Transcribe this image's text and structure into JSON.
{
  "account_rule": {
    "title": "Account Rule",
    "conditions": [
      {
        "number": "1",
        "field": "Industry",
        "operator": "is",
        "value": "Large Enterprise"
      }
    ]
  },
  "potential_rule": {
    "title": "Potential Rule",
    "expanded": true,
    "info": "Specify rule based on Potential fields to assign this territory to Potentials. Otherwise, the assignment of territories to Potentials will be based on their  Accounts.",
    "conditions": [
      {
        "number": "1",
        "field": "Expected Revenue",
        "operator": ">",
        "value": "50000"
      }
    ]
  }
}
━━━━━━━━━━━━━━━━━━━━━━━━━━━━━━
■ **Written task**
Give every line of the material again, exactly as it reads.

■ **Solution for this exercise**
Transcribe this image's text and structure into JSON.
{
  "account_rule": {
    "title": "Account Rule",
    "conditions": [
      {
        "number": "1",
        "field": "Industry",
        "operator": "is",
        "value": "Large Enterprise"
      }
    ]
  },
  "potential_rule": {
    "title": "Potential Rule",
    "expanded": true,
    "info": "Specify rule based on Potential fields to assign this territory to Potentials. Otherwise, the assignment of territories to Potentials will be based on their  Accounts.",
    "conditions": [
      {
        "number": "1",
        "field": "Expected Revenue",
        "operator": ">",
        "value": "50000"
      }
    ]
  }
}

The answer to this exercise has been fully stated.